Goal:
Write out the listing below exactly, and omit any images you find in it.
********************
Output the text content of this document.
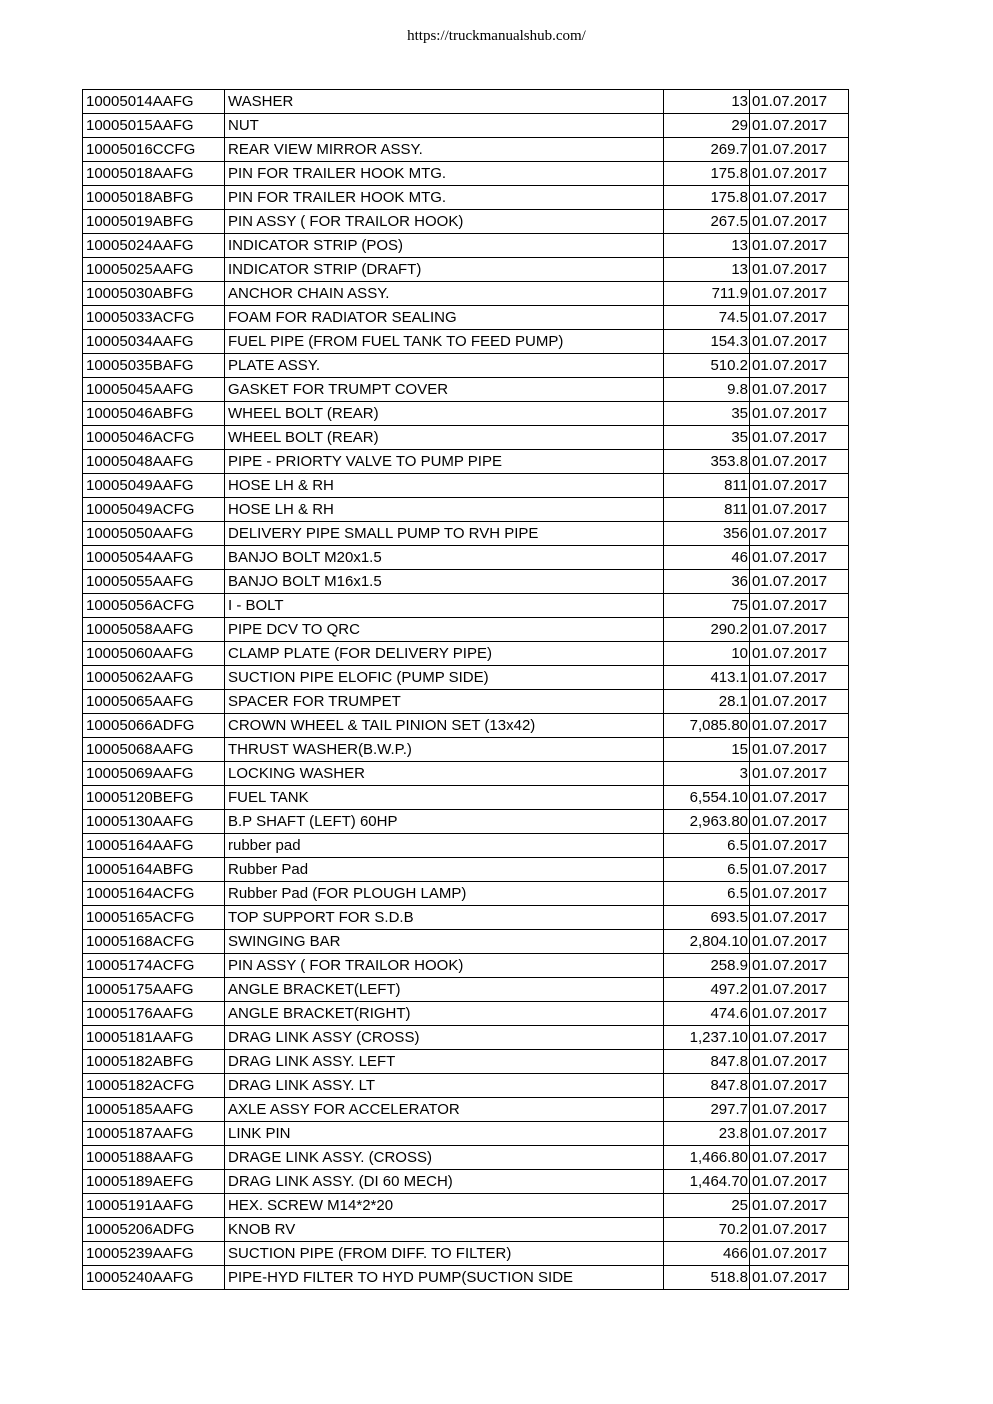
https://truckmanualshub.com/
10005014AAFG	WASHER	13	01.07.2017
10005015AAFG	NUT	29	01.07.2017
10005016CCFG	REAR VIEW MIRROR ASSY.	269.7	01.07.2017
10005018AAFG	PIN FOR TRAILER HOOK MTG.	175.8	01.07.2017
10005018ABFG	PIN FOR TRAILER HOOK MTG.	175.8	01.07.2017
10005019ABFG	PIN ASSY ( FOR TRAILOR HOOK)	267.5	01.07.2017
10005024AAFG	INDICATOR STRIP (POS)	13	01.07.2017
10005025AAFG	INDICATOR STRIP (DRAFT)	13	01.07.2017
10005030ABFG	ANCHOR CHAIN ASSY.	711.9	01.07.2017
10005033ACFG	FOAM FOR RADIATOR SEALING	74.5	01.07.2017
10005034AAFG	FUEL PIPE (FROM FUEL TANK TO FEED PUMP)	154.3	01.07.2017
10005035BAFG	PLATE ASSY.	510.2	01.07.2017
10005045AAFG	GASKET FOR TRUMPT COVER	9.8	01.07.2017
10005046ABFG	WHEEL BOLT (REAR)	35	01.07.2017
10005046ACFG	WHEEL BOLT (REAR)	35	01.07.2017
10005048AAFG	PIPE - PRIORTY VALVE TO PUMP PIPE	353.8	01.07.2017
10005049AAFG	HOSE LH & RH	811	01.07.2017
10005049ACFG	HOSE LH & RH	811	01.07.2017
10005050AAFG	DELIVERY PIPE SMALL PUMP TO RVH PIPE	356	01.07.2017
10005054AAFG	BANJO BOLT M20x1.5	46	01.07.2017
10005055AAFG	BANJO BOLT M16x1.5	36	01.07.2017
10005056ACFG	I - BOLT	75	01.07.2017
10005058AAFG	PIPE DCV TO QRC	290.2	01.07.2017
10005060AAFG	CLAMP PLATE (FOR DELIVERY PIPE)	10	01.07.2017
10005062AAFG	SUCTION PIPE ELOFIC (PUMP SIDE)	413.1	01.07.2017
10005065AAFG	SPACER FOR TRUMPET	28.1	01.07.2017
10005066ADFG	CROWN WHEEL & TAIL PINION SET (13x42)	7,085.80	01.07.2017
10005068AAFG	THRUST WASHER(B.W.P.)	15	01.07.2017
10005069AAFG	LOCKING WASHER	3	01.07.2017
10005120BEFG	FUEL TANK	6,554.10	01.07.2017
10005130AAFG	B.P SHAFT (LEFT) 60HP	2,963.80	01.07.2017
10005164AAFG	rubber pad	6.5	01.07.2017
10005164ABFG	Rubber Pad	6.5	01.07.2017
10005164ACFG	Rubber Pad (FOR PLOUGH LAMP)	6.5	01.07.2017
10005165ACFG	TOP SUPPORT FOR S.D.B	693.5	01.07.2017
10005168ACFG	SWINGING BAR	2,804.10	01.07.2017
10005174ACFG	PIN ASSY ( FOR TRAILOR HOOK)	258.9	01.07.2017
10005175AAFG	ANGLE BRACKET(LEFT)	497.2	01.07.2017
10005176AAFG	ANGLE BRACKET(RIGHT)	474.6	01.07.2017
10005181AAFG	DRAG LINK ASSY (CROSS)	1,237.10	01.07.2017
10005182ABFG	DRAG LINK ASSY. LEFT	847.8	01.07.2017
10005182ACFG	DRAG LINK ASSY. LT	847.8	01.07.2017
10005185AAFG	AXLE ASSY FOR ACCELERATOR	297.7	01.07.2017
10005187AAFG	LINK PIN	23.8	01.07.2017
10005188AAFG	DRAGE LINK ASSY. (CROSS)	1,466.80	01.07.2017
10005189AEFG	DRAG LINK ASSY. (DI 60 MECH)	1,464.70	01.07.2017
10005191AAFG	HEX. SCREW M14*2*20	25	01.07.2017
10005206ADFG	KNOB RV	70.2	01.07.2017
10005239AAFG	SUCTION PIPE (FROM DIFF. TO FILTER)	466	01.07.2017
10005240AAFG	PIPE-HYD FILTER TO HYD PUMP(SUCTION SIDE	518.8	01.07.2017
********************
Exercise answer:
Output the text content of this document.
https://truckmanualshub.com/
10005014AAFG	WASHER	13	01.07.2017
10005015AAFG	NUT	29	01.07.2017
10005016CCFG	REAR VIEW MIRROR ASSY.	269.7	01.07.2017
10005018AAFG	PIN FOR TRAILER HOOK MTG.	175.8	01.07.2017
10005018ABFG	PIN FOR TRAILER HOOK MTG.	175.8	01.07.2017
10005019ABFG	PIN ASSY ( FOR TRAILOR HOOK)	267.5	01.07.2017
10005024AAFG	INDICATOR STRIP (POS)	13	01.07.2017
10005025AAFG	INDICATOR STRIP (DRAFT)	13	01.07.2017
10005030ABFG	ANCHOR CHAIN ASSY.	711.9	01.07.2017
10005033ACFG	FOAM FOR RADIATOR SEALING	74.5	01.07.2017
10005034AAFG	FUEL PIPE (FROM FUEL TANK TO FEED PUMP)	154.3	01.07.2017
10005035BAFG	PLATE ASSY.	510.2	01.07.2017
10005045AAFG	GASKET FOR TRUMPT COVER	9.8	01.07.2017
10005046ABFG	WHEEL BOLT (REAR)	35	01.07.2017
10005046ACFG	WHEEL BOLT (REAR)	35	01.07.2017
10005048AAFG	PIPE - PRIORTY VALVE TO PUMP PIPE	353.8	01.07.2017
10005049AAFG	HOSE LH & RH	811	01.07.2017
10005049ACFG	HOSE LH & RH	811	01.07.2017
10005050AAFG	DELIVERY PIPE SMALL PUMP TO RVH PIPE	356	01.07.2017
10005054AAFG	BANJO BOLT M20x1.5	46	01.07.2017
10005055AAFG	BANJO BOLT M16x1.5	36	01.07.2017
10005056ACFG	I - BOLT	75	01.07.2017
10005058AAFG	PIPE DCV TO QRC	290.2	01.07.2017
10005060AAFG	CLAMP PLATE (FOR DELIVERY PIPE)	10	01.07.2017
10005062AAFG	SUCTION PIPE ELOFIC (PUMP SIDE)	413.1	01.07.2017
10005065AAFG	SPACER FOR TRUMPET	28.1	01.07.2017
10005066ADFG	CROWN WHEEL & TAIL PINION SET (13x42)	7,085.80	01.07.2017
10005068AAFG	THRUST WASHER(B.W.P.)	15	01.07.2017
10005069AAFG	LOCKING WASHER	3	01.07.2017
10005120BEFG	FUEL TANK	6,554.10	01.07.2017
10005130AAFG	B.P SHAFT (LEFT) 60HP	2,963.80	01.07.2017
10005164AAFG	rubber pad	6.5	01.07.2017
10005164ABFG	Rubber Pad	6.5	01.07.2017
10005164ACFG	Rubber Pad (FOR PLOUGH LAMP)	6.5	01.07.2017
10005165ACFG	TOP SUPPORT FOR S.D.B	693.5	01.07.2017
10005168ACFG	SWINGING BAR	2,804.10	01.07.2017
10005174ACFG	PIN ASSY ( FOR TRAILOR HOOK)	258.9	01.07.2017
10005175AAFG	ANGLE BRACKET(LEFT)	497.2	01.07.2017
10005176AAFG	ANGLE BRACKET(RIGHT)	474.6	01.07.2017
10005181AAFG	DRAG LINK ASSY (CROSS)	1,237.10	01.07.2017
10005182ABFG	DRAG LINK ASSY. LEFT	847.8	01.07.2017
10005182ACFG	DRAG LINK ASSY. LT	847.8	01.07.2017
10005185AAFG	AXLE ASSY FOR ACCELERATOR	297.7	01.07.2017
10005187AAFG	LINK PIN	23.8	01.07.2017
10005188AAFG	DRAGE LINK ASSY. (CROSS)	1,466.80	01.07.2017
10005189AEFG	DRAG LINK ASSY. (DI 60 MECH)	1,464.70	01.07.2017
10005191AAFG	HEX. SCREW M14*2*20	25	01.07.2017
10005206ADFG	KNOB RV	70.2	01.07.2017
10005239AAFG	SUCTION PIPE (FROM DIFF. TO FILTER)	466	01.07.2017
10005240AAFG	PIPE-HYD FILTER TO HYD PUMP(SUCTION SIDE	518.8	01.07.2017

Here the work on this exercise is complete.